— START OF RECORDED DATA —
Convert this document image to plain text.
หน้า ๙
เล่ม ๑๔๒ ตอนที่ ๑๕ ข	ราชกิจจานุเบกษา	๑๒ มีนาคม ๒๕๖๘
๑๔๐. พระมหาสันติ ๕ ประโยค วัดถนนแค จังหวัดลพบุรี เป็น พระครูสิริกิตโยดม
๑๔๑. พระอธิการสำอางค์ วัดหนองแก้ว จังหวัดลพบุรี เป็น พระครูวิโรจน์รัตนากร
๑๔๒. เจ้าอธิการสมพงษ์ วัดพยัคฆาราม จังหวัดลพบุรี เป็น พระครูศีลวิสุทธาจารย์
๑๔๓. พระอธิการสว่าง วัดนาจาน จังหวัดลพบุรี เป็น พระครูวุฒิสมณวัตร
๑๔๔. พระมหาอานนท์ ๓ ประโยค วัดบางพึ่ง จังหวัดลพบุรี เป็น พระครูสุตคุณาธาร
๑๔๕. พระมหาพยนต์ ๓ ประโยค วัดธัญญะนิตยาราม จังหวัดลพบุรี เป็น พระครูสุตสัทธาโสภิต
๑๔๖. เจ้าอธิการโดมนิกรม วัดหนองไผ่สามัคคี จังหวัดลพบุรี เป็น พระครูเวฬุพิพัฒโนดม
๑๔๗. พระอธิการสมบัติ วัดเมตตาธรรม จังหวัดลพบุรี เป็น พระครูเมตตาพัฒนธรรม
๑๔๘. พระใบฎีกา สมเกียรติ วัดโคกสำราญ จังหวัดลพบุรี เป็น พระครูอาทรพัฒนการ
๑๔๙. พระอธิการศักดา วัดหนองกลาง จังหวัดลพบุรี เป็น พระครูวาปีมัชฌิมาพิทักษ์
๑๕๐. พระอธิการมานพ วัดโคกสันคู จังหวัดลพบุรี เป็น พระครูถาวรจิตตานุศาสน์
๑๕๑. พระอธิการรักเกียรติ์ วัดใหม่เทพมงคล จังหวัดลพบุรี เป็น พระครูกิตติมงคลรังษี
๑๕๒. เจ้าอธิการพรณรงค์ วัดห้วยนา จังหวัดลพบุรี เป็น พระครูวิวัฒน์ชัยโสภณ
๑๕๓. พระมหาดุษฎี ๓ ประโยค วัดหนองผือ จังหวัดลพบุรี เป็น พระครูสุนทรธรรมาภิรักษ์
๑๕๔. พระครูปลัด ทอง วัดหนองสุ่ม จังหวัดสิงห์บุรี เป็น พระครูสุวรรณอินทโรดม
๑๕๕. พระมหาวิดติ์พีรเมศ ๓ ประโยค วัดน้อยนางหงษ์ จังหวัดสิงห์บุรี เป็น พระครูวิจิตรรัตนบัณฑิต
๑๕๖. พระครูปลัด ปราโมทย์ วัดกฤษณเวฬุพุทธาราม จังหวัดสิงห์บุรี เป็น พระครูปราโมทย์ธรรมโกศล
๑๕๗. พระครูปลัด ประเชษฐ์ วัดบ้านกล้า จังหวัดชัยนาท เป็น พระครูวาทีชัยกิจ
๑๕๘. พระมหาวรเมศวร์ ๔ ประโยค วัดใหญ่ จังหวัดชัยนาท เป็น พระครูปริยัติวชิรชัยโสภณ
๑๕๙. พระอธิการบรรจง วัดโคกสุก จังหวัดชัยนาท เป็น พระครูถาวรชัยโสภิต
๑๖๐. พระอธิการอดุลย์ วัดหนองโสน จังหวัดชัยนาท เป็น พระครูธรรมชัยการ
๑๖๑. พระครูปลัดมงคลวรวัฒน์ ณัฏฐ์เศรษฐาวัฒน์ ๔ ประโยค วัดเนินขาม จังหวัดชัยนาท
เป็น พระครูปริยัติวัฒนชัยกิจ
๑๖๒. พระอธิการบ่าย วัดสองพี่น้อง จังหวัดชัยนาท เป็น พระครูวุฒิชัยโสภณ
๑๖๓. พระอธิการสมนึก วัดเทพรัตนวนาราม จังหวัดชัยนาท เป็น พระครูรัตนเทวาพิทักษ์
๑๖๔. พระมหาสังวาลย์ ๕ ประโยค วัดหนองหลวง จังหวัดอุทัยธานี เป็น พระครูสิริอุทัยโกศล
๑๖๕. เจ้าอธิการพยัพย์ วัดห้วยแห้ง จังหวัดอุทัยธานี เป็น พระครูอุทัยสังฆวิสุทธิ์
— END OF RECORDED DATA —
- TASK TO CARRY OUT: Scan the entries above and work out how many lines include the word "ยนาท"; the reply is that number alone.

- FINAL ANSWER: 7